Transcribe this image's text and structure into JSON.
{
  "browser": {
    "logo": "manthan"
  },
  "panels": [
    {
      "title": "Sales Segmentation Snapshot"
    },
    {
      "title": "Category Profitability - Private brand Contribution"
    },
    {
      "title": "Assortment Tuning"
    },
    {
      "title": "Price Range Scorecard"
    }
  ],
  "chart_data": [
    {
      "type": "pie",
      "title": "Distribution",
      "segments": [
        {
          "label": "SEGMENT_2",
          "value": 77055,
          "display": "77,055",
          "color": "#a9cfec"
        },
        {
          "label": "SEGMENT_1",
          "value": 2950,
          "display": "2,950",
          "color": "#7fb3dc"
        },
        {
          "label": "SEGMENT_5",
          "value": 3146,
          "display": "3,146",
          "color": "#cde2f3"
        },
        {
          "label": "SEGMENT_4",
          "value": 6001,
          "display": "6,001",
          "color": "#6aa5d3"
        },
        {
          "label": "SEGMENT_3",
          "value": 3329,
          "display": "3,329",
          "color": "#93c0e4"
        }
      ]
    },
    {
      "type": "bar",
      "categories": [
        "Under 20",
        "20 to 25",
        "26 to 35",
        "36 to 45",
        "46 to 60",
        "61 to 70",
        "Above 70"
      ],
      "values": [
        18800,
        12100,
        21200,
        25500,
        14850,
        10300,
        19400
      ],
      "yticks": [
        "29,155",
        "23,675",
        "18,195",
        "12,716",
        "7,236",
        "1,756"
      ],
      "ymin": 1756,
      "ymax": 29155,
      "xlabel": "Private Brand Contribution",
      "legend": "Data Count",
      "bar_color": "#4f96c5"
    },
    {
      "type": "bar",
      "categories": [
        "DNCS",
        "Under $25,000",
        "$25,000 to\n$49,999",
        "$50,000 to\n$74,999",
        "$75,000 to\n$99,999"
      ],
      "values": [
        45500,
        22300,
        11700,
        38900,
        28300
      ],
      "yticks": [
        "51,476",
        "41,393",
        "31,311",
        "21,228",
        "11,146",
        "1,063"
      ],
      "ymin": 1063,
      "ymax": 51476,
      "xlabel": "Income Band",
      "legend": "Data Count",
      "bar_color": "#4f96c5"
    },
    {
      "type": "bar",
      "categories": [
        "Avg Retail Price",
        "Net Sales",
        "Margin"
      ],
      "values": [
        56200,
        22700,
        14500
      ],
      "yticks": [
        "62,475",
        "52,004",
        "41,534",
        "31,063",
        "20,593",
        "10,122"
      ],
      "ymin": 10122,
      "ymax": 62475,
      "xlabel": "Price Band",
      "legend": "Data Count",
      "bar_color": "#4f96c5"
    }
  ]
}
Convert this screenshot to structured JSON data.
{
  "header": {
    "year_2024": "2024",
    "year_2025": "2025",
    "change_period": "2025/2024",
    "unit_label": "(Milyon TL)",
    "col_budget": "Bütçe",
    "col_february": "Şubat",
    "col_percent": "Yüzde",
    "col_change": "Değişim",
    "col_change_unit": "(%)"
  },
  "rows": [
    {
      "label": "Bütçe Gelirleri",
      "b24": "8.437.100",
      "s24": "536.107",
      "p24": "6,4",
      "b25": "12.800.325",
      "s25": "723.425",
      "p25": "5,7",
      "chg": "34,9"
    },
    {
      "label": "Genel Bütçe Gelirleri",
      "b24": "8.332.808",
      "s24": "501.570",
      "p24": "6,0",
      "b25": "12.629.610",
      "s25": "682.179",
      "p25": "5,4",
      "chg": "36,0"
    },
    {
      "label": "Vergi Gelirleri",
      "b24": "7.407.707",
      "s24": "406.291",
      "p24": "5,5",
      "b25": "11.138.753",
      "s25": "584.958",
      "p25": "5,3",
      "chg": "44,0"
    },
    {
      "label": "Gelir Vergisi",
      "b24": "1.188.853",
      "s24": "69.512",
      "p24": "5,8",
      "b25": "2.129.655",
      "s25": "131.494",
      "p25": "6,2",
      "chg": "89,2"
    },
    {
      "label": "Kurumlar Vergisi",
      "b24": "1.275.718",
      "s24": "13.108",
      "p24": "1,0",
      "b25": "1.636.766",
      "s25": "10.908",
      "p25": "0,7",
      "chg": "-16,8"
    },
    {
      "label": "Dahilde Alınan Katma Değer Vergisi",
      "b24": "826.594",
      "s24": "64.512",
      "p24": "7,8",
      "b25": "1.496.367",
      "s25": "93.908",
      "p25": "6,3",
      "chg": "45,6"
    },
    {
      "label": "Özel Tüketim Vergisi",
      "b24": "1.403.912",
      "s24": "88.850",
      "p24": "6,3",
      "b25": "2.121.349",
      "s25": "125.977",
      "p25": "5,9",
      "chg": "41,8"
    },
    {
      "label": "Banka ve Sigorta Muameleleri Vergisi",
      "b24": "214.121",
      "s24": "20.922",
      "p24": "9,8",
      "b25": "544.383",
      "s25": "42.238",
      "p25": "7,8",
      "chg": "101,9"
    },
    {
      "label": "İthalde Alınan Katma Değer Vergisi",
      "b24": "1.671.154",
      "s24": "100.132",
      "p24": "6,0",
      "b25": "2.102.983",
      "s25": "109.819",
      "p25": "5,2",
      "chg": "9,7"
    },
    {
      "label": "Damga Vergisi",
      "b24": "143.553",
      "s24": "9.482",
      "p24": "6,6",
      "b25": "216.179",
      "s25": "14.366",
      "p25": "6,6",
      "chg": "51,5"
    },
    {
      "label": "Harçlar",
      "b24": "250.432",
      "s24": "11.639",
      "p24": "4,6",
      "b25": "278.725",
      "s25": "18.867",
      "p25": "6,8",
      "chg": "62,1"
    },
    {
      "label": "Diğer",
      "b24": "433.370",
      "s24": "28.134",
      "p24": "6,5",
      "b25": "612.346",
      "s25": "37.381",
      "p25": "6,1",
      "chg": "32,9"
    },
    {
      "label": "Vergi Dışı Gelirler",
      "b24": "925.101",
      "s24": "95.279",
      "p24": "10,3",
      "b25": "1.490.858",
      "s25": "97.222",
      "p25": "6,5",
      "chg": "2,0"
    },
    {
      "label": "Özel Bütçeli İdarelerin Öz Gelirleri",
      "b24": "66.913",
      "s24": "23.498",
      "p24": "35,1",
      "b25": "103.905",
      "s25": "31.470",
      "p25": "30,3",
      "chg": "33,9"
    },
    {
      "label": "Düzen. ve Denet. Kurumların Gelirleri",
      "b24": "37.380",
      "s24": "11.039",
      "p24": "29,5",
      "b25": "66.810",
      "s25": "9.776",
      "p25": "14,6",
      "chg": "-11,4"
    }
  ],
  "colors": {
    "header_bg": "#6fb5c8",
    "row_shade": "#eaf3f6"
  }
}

_ _ _

--- Given instruction ---
Make an exact copy of the records.

--- Problem solution ---
Transcribe this image's text and structure into JSON.
{
  "browser": {
    "logo": "manthan"
  },
  "panels": [
    {
      "title": "Sales Segmentation Snapshot"
    },
    {
      "title": "Category Profitability - Private brand Contribution"
    },
    {
      "title": "Assortment Tuning"
    },
    {
      "title": "Price Range Scorecard"
    }
  ],
  "chart_data": [
    {
      "type": "pie",
      "title": "Distribution",
      "segments": [
        {
          "label": "SEGMENT_2",
          "value": 77055,
          "display": "77,055",
          "color": "#a9cfec"
        },
        {
          "label": "SEGMENT_1",
          "value": 2950,
          "display": "2,950",
          "color": "#7fb3dc"
        },
        {
          "label": "SEGMENT_5",
          "value": 3146,
          "display": "3,146",
          "color": "#cde2f3"
        },
        {
          "label": "SEGMENT_4",
          "value": 6001,
          "display": "6,001",
          "color": "#6aa5d3"
        },
        {
          "label": "SEGMENT_3",
          "value": 3329,
          "display": "3,329",
          "color": "#93c0e4"
        }
      ]
    },
    {
      "type": "bar",
      "categories": [
        "Under 20",
        "20 to 25",
        "26 to 35",
        "36 to 45",
        "46 to 60",
        "61 to 70",
        "Above 70"
      ],
      "values": [
        18800,
        12100,
        21200,
        25500,
        14850,
        10300,
        19400
      ],
      "yticks": [
        "29,155",
        "23,675",
        "18,195",
        "12,716",
        "7,236",
        "1,756"
      ],
      "ymin": 1756,
      "ymax": 29155,
      "xlabel": "Private Brand Contribution",
      "legend": "Data Count",
      "bar_color": "#4f96c5"
    },
    {
      "type": "bar",
      "categories": [
        "DNCS",
        "Under $25,000",
        "$25,000 to\n$49,999",
        "$50,000 to\n$74,999",
        "$75,000 to\n$99,999"
      ],
      "values": [
        45500,
        22300,
        11700,
        38900,
        28300
      ],
      "yticks": [
        "51,476",
        "41,393",
        "31,311",
        "21,228",
        "11,146",
        "1,063"
      ],
      "ymin": 1063,
      "ymax": 51476,
      "xlabel": "Income Band",
      "legend": "Data Count",
      "bar_color": "#4f96c5"
    },
    {
      "type": "bar",
      "categories": [
        "Avg Retail Price",
        "Net Sales",
        "Margin"
      ],
      "values": [
        56200,
        22700,
        14500
      ],
      "yticks": [
        "62,475",
        "52,004",
        "41,534",
        "31,063",
        "20,593",
        "10,122"
      ],
      "ymin": 10122,
      "ymax": 62475,
      "xlabel": "Price Band",
      "legend": "Data Count",
      "bar_color": "#4f96c5"
    }
  ]
}
Convert this screenshot to structured JSON data.
{
  "header": {
    "year_2024": "2024",
    "year_2025": "2025",
    "change_period": "2025/2024",
    "unit_label": "(Milyon TL)",
    "col_budget": "Bütçe",
    "col_february": "Şubat",
    "col_percent": "Yüzde",
    "col_change": "Değişim",
    "col_change_unit": "(%)"
  },
  "rows": [
    {
      "label": "Bütçe Gelirleri",
      "b24": "8.437.100",
      "s24": "536.107",
      "p24": "6,4",
      "b25": "12.800.325",
      "s25": "723.425",
      "p25": "5,7",
      "chg": "34,9"
    },
    {
      "label": "Genel Bütçe Gelirleri",
      "b24": "8.332.808",
      "s24": "501.570",
      "p24": "6,0",
      "b25": "12.629.610",
      "s25": "682.179",
      "p25": "5,4",
      "chg": "36,0"
    },
    {
      "label": "Vergi Gelirleri",
      "b24": "7.407.707",
      "s24": "406.291",
      "p24": "5,5",
      "b25": "11.138.753",
      "s25": "584.958",
      "p25": "5,3",
      "chg": "44,0"
    },
    {
      "label": "Gelir Vergisi",
      "b24": "1.188.853",
      "s24": "69.512",
      "p24": "5,8",
      "b25": "2.129.655",
      "s25": "131.494",
      "p25": "6,2",
      "chg": "89,2"
    },
    {
      "label": "Kurumlar Vergisi",
      "b24": "1.275.718",
      "s24": "13.108",
      "p24": "1,0",
      "b25": "1.636.766",
      "s25": "10.908",
      "p25": "0,7",
      "chg": "-16,8"
    },
    {
      "label": "Dahilde Alınan Katma Değer Vergisi",
      "b24": "826.594",
      "s24": "64.512",
      "p24": "7,8",
      "b25": "1.496.367",
      "s25": "93.908",
      "p25": "6,3",
      "chg": "45,6"
    },
    {
      "label": "Özel Tüketim Vergisi",
      "b24": "1.403.912",
      "s24": "88.850",
      "p24": "6,3",
      "b25": "2.121.349",
      "s25": "125.977",
      "p25": "5,9",
      "chg": "41,8"
    },
    {
      "label": "Banka ve Sigorta Muameleleri Vergisi",
      "b24": "214.121",
      "s24": "20.922",
      "p24": "9,8",
      "b25": "544.383",
      "s25": "42.238",
      "p25": "7,8",
      "chg": "101,9"
    },
    {
      "label": "İthalde Alınan Katma Değer Vergisi",
      "b24": "1.671.154",
      "s24": "100.132",
      "p24": "6,0",
      "b25": "2.102.983",
      "s25": "109.819",
      "p25": "5,2",
      "chg": "9,7"
    },
    {
      "label": "Damga Vergisi",
      "b24": "143.553",
      "s24": "9.482",
      "p24": "6,6",
      "b25": "216.179",
      "s25": "14.366",
      "p25": "6,6",
      "chg": "51,5"
    },
    {
      "label": "Harçlar",
      "b24": "250.432",
      "s24": "11.639",
      "p24": "4,6",
      "b25": "278.725",
      "s25": "18.867",
      "p25": "6,8",
      "chg": "62,1"
    },
    {
      "label": "Diğer",
      "b24": "433.370",
      "s24": "28.134",
      "p24": "6,5",
      "b25": "612.346",
      "s25": "37.381",
      "p25": "6,1",
      "chg": "32,9"
    },
    {
      "label": "Vergi Dışı Gelirler",
      "b24": "925.101",
      "s24": "95.279",
      "p24": "10,3",
      "b25": "1.490.858",
      "s25": "97.222",
      "p25": "6,5",
      "chg": "2,0"
    },
    {
      "label": "Özel Bütçeli İdarelerin Öz Gelirleri",
      "b24": "66.913",
      "s24": "23.498",
      "p24": "35,1",
      "b25": "103.905",
      "s25": "31.470",
      "p25": "30,3",
      "chg": "33,9"
    },
    {
      "label": "Düzen. ve Denet. Kurumların Gelirleri",
      "b24": "37.380",
      "s24": "11.039",
      "p24": "29,5",
      "b25": "66.810",
      "s25": "9.776",
      "p25": "14,6",
      "chg": "-11,4"
    }
  ],
  "colors": {
    "header_bg": "#6fb5c8",
    "row_shade": "#eaf3f6"
  }
}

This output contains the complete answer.